- _Problem details_:
In the listing, copy out the section that opens with the line containing "lock-icon [386, 740, 414, 778]" and closes with the line containing "frog-icon [106, 669, 162, 729]". In your copy, change "locked-panel" to "disabled-panel" and keep all else unchanged.

Spatial annotation listing
--- start ---

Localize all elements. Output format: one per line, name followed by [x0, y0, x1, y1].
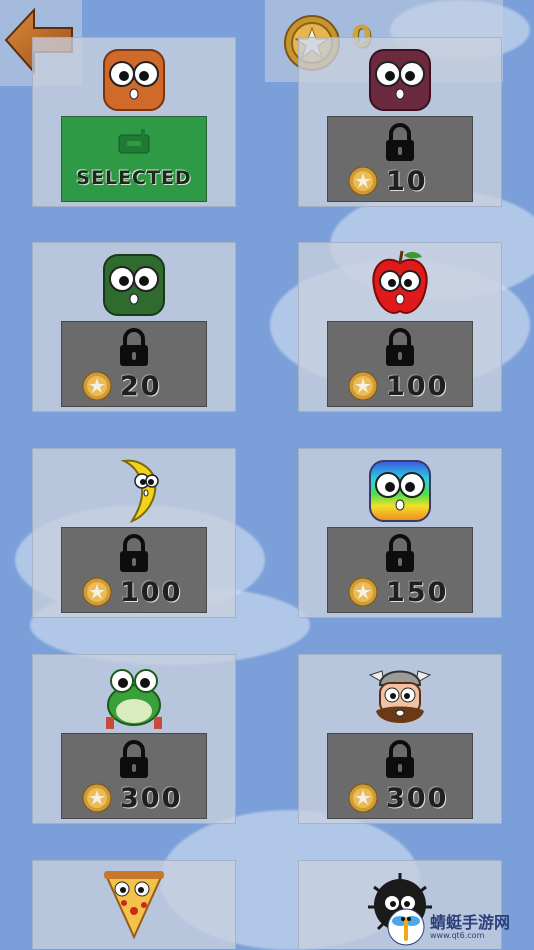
lock-icon [386, 740, 414, 778]
selected-panel: SELECTED [61, 116, 207, 202]
skin-card-frog[interactable]: 300 [32, 654, 236, 824]
price-value: 100 [120, 576, 183, 608]
price: 100 [348, 370, 448, 402]
skin-card-viking[interactable]: 300 [298, 654, 502, 824]
apple-icon [372, 250, 428, 314]
price: 300 [348, 782, 448, 814]
coin-icon [82, 371, 112, 401]
locked-panel: 100 [61, 527, 207, 613]
coin-icon [348, 166, 378, 196]
skin-card-green-monster[interactable]: 20 [32, 242, 236, 412]
locked-panel: 100 [327, 321, 473, 407]
locked-panel: 300 [327, 733, 473, 819]
locked-panel: 300 [61, 733, 207, 819]
dragonfly-logo-icon [387, 908, 425, 946]
purple-monster-icon [369, 49, 431, 111]
coin-icon [82, 783, 112, 813]
lock-icon [120, 740, 148, 778]
lock-icon [120, 534, 148, 572]
watermark-text: 蜻蜓手游网 [430, 912, 511, 932]
price-value: 300 [386, 782, 449, 814]
skin-card-apple[interactable]: 100 [298, 242, 502, 412]
selected-icon [118, 129, 150, 154]
coin-icon [348, 371, 378, 401]
price-value: 20 [120, 370, 162, 402]
price: 10 [348, 165, 428, 197]
price-value: 150 [386, 576, 449, 608]
frog-icon [106, 669, 162, 729]
price: 100 [82, 576, 182, 608]
rainbow-monster-icon [369, 460, 431, 522]
viking-icon [368, 670, 432, 723]
coin-icon [348, 577, 378, 607]
price-value: 100 [386, 370, 449, 402]
lock-icon [120, 328, 148, 366]
banana-icon [120, 459, 159, 523]
coin-icon [348, 783, 378, 813]
price-value: 10 [386, 165, 428, 197]
price: 300 [82, 782, 182, 814]
lock-icon [386, 534, 414, 572]
watermark: 蜻蜓手游网 www.qt6.com [386, 905, 534, 949]
locked-panel: 10 [327, 116, 473, 202]
price-value: 300 [120, 782, 183, 814]
price: 20 [82, 370, 162, 402]
skin-card-purple-monster[interactable]: 10 [298, 37, 502, 207]
locked-panel: 20 [61, 321, 207, 407]
skin-card-banana[interactable]: 100 [32, 448, 236, 618]
lock-icon [386, 123, 414, 161]
selected-label: SELECTED [76, 167, 192, 189]
lock-icon [386, 328, 414, 366]
price: 150 [348, 576, 448, 608]
skin-card-orange-monster[interactable]: SELECTED [32, 37, 236, 207]
watermark-url: www.qt6.com [430, 930, 485, 940]
green-monster-icon [103, 254, 165, 316]
coin-icon [82, 577, 112, 607]
orange-monster-icon [103, 49, 165, 111]
pizza-icon [104, 871, 164, 939]
locked-panel: 150 [327, 527, 473, 613]
skin-card-rainbow-monster[interactable]: 150 [298, 448, 502, 618]
skin-card-pizza[interactable] [32, 860, 236, 949]
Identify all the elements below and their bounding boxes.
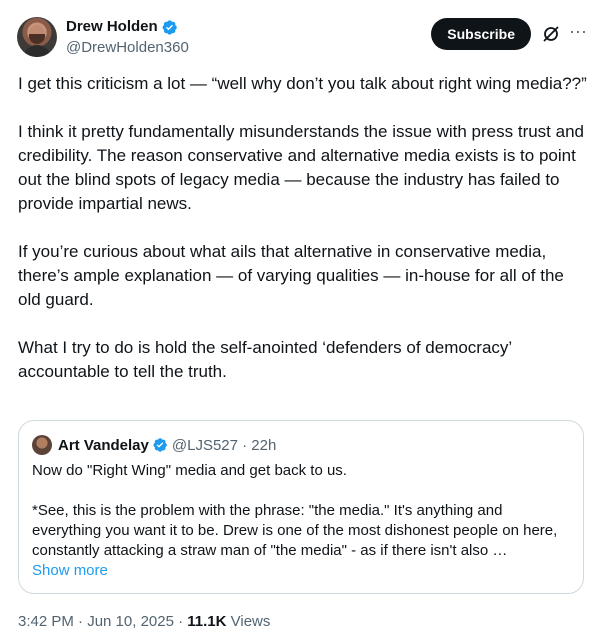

--- end ---

- _The result_:
lock-icon [386, 740, 414, 778]
selected-panel: SELECTED [61, 116, 207, 202]
skin-card-frog[interactable]: 300 [32, 654, 236, 824]
price-value: 100 [120, 576, 183, 608]
price: 100 [348, 370, 448, 402]
skin-card-viking[interactable]: 300 [298, 654, 502, 824]
apple-icon [372, 250, 428, 314]
price: 300 [348, 782, 448, 814]
coin-icon [82, 371, 112, 401]
disabled-panel: 100 [61, 527, 207, 613]
coin-icon [348, 166, 378, 196]
skin-card-green-monster[interactable]: 20 [32, 242, 236, 412]
disabled-panel: 100 [327, 321, 473, 407]
disabled-panel: 300 [327, 733, 473, 819]
disabled-panel: 300 [61, 733, 207, 819]
dragonfly-logo-icon [387, 908, 425, 946]
purple-monster-icon [369, 49, 431, 111]
coin-icon [82, 783, 112, 813]
lock-icon [120, 740, 148, 778]
lock-icon [120, 534, 148, 572]
watermark-text: 蜻蜓手游网 [430, 912, 511, 932]
price-value: 300 [386, 782, 449, 814]
skin-card-apple[interactable]: 100 [298, 242, 502, 412]
selected-icon [118, 129, 150, 154]
coin-icon [348, 371, 378, 401]
price-value: 20 [120, 370, 162, 402]
price: 10 [348, 165, 428, 197]
price-value: 150 [386, 576, 449, 608]
frog-icon [106, 669, 162, 729]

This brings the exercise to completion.